"""

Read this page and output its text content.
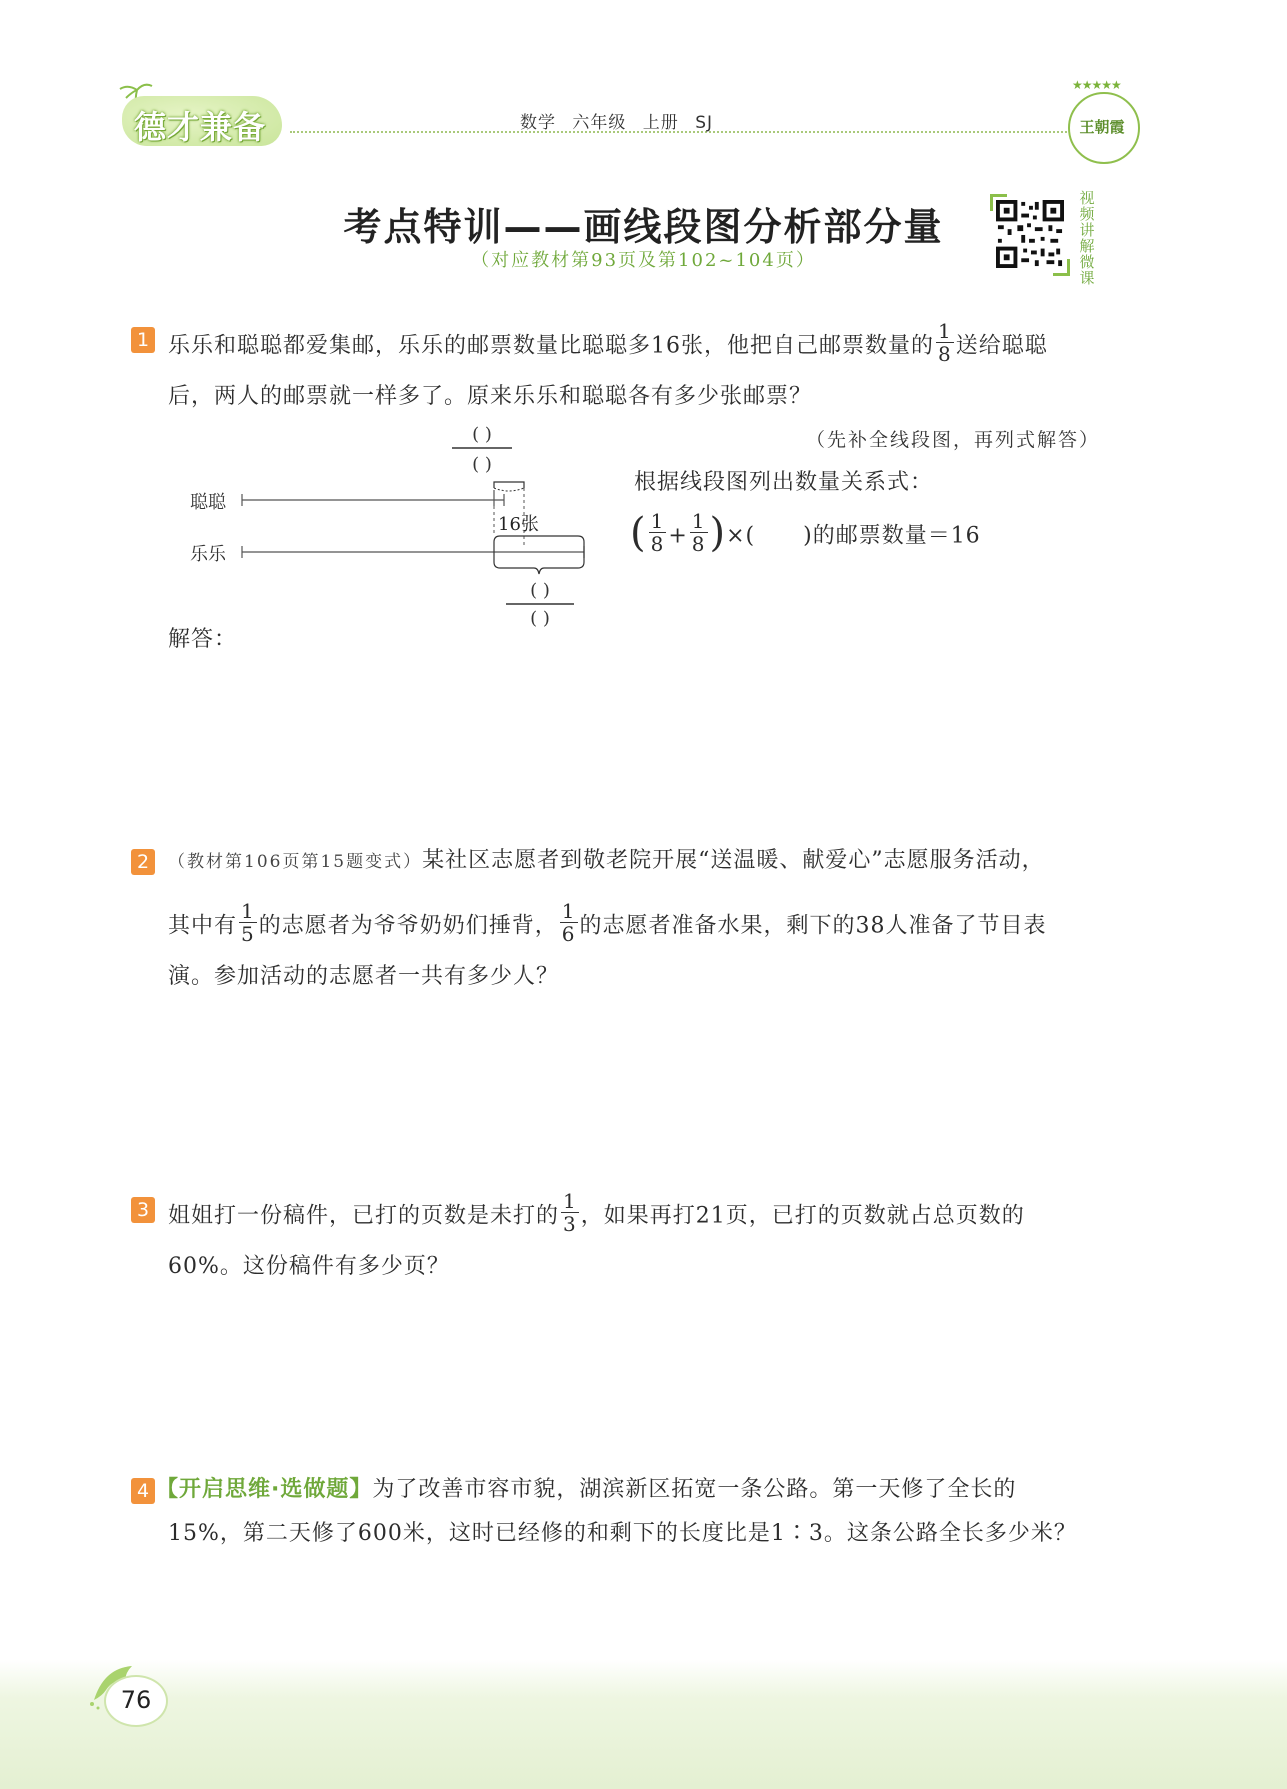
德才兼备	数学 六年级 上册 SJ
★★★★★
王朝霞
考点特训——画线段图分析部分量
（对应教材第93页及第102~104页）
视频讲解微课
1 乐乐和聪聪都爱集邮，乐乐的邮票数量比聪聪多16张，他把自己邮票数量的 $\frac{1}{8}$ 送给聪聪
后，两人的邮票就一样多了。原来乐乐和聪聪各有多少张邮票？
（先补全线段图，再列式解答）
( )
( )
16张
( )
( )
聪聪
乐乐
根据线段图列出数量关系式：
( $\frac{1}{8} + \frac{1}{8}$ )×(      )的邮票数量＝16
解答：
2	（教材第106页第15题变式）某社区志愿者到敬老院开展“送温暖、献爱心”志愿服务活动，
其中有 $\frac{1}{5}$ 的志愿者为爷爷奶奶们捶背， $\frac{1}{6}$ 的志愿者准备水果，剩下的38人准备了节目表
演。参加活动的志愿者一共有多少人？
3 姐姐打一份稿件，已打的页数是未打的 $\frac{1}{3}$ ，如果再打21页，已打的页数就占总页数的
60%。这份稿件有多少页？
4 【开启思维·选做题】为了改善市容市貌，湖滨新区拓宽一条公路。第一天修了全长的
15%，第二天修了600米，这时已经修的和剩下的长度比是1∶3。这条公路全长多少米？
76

"""

Exercise instructions
Strip the images and reproduce the remaining records precisely.

Answer below
Read this page and output its text content.
德才兼备	数学 六年级 上册 SJ
★★★★★
王朝霞
考点特训——画线段图分析部分量
（对应教材第93页及第102~104页）
视频讲解微课
1 乐乐和聪聪都爱集邮，乐乐的邮票数量比聪聪多16张，他把自己邮票数量的 $\frac{1}{8}$ 送给聪聪
后，两人的邮票就一样多了。原来乐乐和聪聪各有多少张邮票？
（先补全线段图，再列式解答）
( )
( )
16张
( )
( )
聪聪
乐乐
根据线段图列出数量关系式：
( $\frac{1}{8} + \frac{1}{8}$ )×(      )的邮票数量＝16
解答：
2	（教材第106页第15题变式）某社区志愿者到敬老院开展“送温暖、献爱心”志愿服务活动，
其中有 $\frac{1}{5}$ 的志愿者为爷爷奶奶们捶背， $\frac{1}{6}$ 的志愿者准备水果，剩下的38人准备了节目表
演。参加活动的志愿者一共有多少人？
3 姐姐打一份稿件，已打的页数是未打的 $\frac{1}{3}$ ，如果再打21页，已打的页数就占总页数的
60%。这份稿件有多少页？
4 【开启思维·选做题】为了改善市容市貌，湖滨新区拓宽一条公路。第一天修了全长的
15%，第二天修了600米，这时已经修的和剩下的长度比是1∶3。这条公路全长多少米？
76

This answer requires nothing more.